**Listed entries:**
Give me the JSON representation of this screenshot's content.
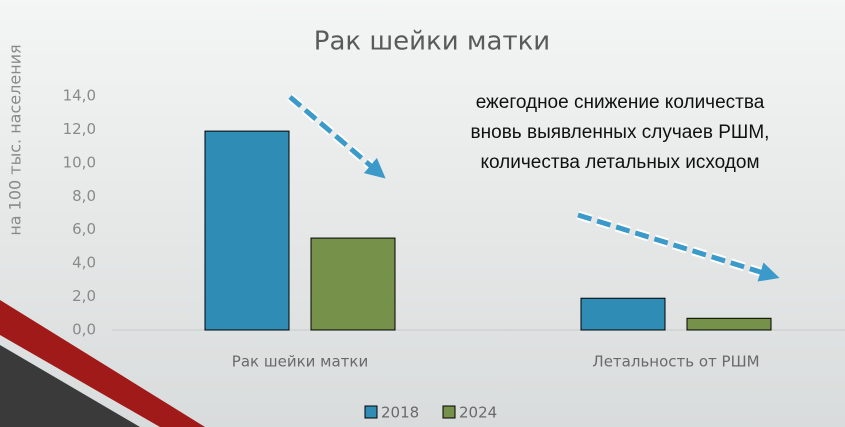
{
  "chart_data": {
    "type": "bar",
    "title": "Рак шейки матки",
    "y_axis_label": "на 100 тыс. населения",
    "annotation": [
      "ежегодное снижение количества",
      "вновь выявленных случаев РШМ,",
      "количества летальных исходом"
    ],
    "categories": [
      "Рак шейки матки",
      "Летальность от РШМ"
    ],
    "series": [
      {
        "name": "2018",
        "color": "#2f8db5",
        "values": [
          11.9,
          1.9
        ]
      },
      {
        "name": "2024",
        "color": "#76924a",
        "values": [
          5.5,
          0.7
        ]
      }
    ],
    "ylim": [
      0,
      14
    ],
    "yticks": [
      {
        "value": 0,
        "label": "0,0"
      },
      {
        "value": 2,
        "label": "2,0"
      },
      {
        "value": 4,
        "label": "4,0"
      },
      {
        "value": 6,
        "label": "6,0"
      },
      {
        "value": 8,
        "label": "8,0"
      },
      {
        "value": 10,
        "label": "10,0"
      },
      {
        "value": 12,
        "label": "12,0"
      },
      {
        "value": 14,
        "label": "14,0"
      }
    ],
    "legend": "bottom"
  }
}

**What you will do:** Leave out the pictures and copy the rest of the material above exactly.

**Solution for this task:**
Give me the JSON representation of this screenshot's content.
{
  "chart_data": {
    "type": "bar",
    "title": "Рак шейки матки",
    "y_axis_label": "на 100 тыс. населения",
    "annotation": [
      "ежегодное снижение количества",
      "вновь выявленных случаев РШМ,",
      "количества летальных исходом"
    ],
    "categories": [
      "Рак шейки матки",
      "Летальность от РШМ"
    ],
    "series": [
      {
        "name": "2018",
        "color": "#2f8db5",
        "values": [
          11.9,
          1.9
        ]
      },
      {
        "name": "2024",
        "color": "#76924a",
        "values": [
          5.5,
          0.7
        ]
      }
    ],
    "ylim": [
      0,
      14
    ],
    "yticks": [
      {
        "value": 0,
        "label": "0,0"
      },
      {
        "value": 2,
        "label": "2,0"
      },
      {
        "value": 4,
        "label": "4,0"
      },
      {
        "value": 6,
        "label": "6,0"
      },
      {
        "value": 8,
        "label": "8,0"
      },
      {
        "value": 10,
        "label": "10,0"
      },
      {
        "value": 12,
        "label": "12,0"
      },
      {
        "value": 14,
        "label": "14,0"
      }
    ],
    "legend": "bottom"
  }
}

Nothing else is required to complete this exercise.